■ Prompt
Using the entries that follow, collect the lines where the word "content" appears.

>> Start Dataset entries

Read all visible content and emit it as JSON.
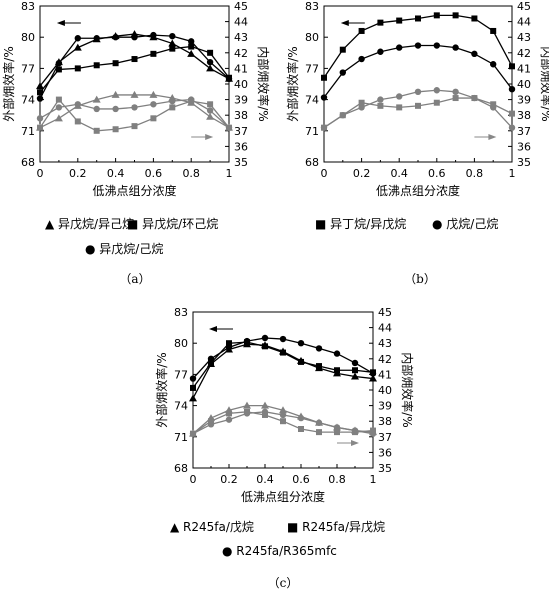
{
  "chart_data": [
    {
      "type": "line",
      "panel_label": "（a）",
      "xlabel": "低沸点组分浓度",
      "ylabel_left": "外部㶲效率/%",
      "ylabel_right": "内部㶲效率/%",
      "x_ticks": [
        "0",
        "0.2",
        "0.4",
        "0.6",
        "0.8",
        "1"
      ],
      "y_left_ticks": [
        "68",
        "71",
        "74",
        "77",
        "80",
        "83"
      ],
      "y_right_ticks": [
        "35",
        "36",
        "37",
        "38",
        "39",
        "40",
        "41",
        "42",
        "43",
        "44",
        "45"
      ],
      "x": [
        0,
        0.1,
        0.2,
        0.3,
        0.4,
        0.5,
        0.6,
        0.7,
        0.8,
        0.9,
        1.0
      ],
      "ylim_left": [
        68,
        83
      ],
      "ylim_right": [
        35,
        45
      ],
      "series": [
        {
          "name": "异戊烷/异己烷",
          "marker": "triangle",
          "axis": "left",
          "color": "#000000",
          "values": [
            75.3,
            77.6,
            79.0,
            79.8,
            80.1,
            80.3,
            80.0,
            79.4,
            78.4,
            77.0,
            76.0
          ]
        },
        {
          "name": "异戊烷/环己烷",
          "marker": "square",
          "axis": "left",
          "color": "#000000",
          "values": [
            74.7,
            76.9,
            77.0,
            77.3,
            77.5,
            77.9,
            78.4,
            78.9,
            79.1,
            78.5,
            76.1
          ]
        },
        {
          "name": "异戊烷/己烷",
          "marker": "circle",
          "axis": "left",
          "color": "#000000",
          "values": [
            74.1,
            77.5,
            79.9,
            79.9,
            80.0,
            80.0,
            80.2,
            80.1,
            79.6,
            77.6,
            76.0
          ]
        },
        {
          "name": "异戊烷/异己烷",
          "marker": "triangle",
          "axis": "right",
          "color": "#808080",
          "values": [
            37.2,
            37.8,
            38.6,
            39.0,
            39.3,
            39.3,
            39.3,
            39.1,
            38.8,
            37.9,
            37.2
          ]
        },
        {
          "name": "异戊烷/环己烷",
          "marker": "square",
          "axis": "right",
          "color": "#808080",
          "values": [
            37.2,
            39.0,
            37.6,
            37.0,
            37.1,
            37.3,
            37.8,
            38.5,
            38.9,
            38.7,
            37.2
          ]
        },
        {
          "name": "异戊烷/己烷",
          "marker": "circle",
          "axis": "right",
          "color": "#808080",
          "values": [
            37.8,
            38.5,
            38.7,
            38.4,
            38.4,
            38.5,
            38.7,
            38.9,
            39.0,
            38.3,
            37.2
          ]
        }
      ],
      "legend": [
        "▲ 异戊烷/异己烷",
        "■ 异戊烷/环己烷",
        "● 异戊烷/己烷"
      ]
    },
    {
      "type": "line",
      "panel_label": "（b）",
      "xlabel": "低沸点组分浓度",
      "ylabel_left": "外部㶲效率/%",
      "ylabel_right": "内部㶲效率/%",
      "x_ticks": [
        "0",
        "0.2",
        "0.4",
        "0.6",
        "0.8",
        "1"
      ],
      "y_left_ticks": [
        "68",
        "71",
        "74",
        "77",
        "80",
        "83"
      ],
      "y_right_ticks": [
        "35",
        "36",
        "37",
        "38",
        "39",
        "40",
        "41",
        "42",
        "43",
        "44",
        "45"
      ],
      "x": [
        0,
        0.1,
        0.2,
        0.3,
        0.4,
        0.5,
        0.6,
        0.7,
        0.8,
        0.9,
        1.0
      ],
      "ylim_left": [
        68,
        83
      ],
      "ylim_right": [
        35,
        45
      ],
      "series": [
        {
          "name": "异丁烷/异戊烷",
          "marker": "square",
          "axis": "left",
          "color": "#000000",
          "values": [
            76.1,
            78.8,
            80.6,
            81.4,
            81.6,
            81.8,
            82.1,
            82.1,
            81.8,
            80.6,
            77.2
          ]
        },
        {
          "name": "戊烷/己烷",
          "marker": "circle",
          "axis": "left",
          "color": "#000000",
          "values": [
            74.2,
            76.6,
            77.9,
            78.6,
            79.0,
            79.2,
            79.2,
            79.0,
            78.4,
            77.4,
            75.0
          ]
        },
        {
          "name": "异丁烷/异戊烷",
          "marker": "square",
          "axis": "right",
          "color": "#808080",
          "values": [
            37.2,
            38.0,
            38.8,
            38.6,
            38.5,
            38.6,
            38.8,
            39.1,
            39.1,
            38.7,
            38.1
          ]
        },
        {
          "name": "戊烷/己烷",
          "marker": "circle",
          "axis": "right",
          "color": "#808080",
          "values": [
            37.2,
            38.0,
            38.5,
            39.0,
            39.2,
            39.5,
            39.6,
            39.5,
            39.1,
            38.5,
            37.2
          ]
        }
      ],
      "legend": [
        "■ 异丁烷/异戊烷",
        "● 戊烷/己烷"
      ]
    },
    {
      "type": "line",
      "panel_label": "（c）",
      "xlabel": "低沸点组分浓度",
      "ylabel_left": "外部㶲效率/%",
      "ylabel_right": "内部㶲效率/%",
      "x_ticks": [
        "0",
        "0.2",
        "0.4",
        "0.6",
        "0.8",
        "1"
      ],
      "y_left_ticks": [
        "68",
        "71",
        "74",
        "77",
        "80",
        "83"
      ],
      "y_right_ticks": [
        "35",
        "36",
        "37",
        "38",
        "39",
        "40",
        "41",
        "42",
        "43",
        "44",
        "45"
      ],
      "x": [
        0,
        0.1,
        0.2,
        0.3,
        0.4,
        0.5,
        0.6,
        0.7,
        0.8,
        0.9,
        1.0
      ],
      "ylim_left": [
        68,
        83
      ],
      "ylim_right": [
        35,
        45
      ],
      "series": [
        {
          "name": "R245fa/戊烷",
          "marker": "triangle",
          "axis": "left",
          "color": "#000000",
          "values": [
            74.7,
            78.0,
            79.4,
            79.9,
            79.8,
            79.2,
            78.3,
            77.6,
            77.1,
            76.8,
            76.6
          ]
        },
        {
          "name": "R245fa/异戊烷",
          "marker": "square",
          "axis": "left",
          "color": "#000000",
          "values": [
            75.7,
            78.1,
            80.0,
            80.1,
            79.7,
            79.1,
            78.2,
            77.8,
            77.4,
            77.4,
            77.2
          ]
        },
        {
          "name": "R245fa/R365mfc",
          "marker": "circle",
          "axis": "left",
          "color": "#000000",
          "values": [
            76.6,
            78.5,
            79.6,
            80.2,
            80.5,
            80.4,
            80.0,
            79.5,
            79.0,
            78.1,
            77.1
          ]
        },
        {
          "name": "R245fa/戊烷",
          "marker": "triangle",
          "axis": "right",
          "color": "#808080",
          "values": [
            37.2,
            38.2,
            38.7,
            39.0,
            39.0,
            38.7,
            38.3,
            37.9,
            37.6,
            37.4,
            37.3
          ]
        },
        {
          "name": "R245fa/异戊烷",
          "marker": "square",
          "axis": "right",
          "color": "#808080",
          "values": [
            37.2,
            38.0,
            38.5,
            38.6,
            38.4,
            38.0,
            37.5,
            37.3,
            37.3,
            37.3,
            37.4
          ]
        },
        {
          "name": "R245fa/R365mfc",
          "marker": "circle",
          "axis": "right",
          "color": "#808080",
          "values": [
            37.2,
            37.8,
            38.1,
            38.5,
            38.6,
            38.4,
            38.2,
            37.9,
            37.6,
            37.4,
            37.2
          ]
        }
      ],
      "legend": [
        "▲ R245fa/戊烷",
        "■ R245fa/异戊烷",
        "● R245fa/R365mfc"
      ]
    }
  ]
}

>> End Dataset entries
>> Start Dataset entries

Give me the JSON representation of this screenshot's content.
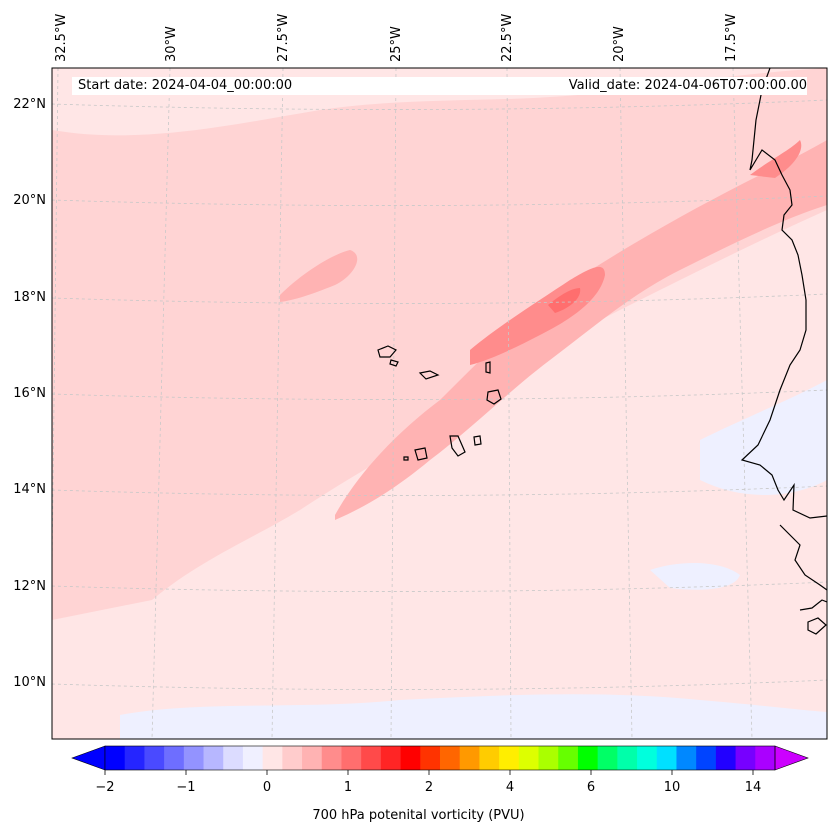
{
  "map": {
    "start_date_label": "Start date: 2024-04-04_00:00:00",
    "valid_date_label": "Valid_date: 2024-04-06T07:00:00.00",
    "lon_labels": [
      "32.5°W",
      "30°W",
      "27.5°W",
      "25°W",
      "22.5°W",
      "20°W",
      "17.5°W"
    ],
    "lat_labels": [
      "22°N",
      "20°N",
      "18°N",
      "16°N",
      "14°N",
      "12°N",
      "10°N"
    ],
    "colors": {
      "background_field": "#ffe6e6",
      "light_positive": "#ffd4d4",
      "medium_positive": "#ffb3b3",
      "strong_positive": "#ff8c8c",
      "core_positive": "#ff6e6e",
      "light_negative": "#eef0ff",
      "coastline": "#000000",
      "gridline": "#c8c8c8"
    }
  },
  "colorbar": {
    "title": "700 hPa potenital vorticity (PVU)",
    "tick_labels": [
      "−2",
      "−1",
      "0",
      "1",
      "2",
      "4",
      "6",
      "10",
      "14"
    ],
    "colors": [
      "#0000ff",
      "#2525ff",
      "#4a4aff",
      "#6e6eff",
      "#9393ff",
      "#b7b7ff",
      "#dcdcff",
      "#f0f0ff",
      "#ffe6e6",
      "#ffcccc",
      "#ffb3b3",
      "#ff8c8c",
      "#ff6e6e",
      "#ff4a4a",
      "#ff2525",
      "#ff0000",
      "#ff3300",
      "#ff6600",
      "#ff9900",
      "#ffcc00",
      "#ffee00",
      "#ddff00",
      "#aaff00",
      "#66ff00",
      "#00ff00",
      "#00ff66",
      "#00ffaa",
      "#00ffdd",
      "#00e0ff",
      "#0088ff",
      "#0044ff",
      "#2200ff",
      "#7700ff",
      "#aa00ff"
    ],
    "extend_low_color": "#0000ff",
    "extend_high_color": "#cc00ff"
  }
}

>> End Dataset entries

■ Reply to the task
Read all visible content and emit it as JSON.
Give me the JSON representation of this screenshot's content.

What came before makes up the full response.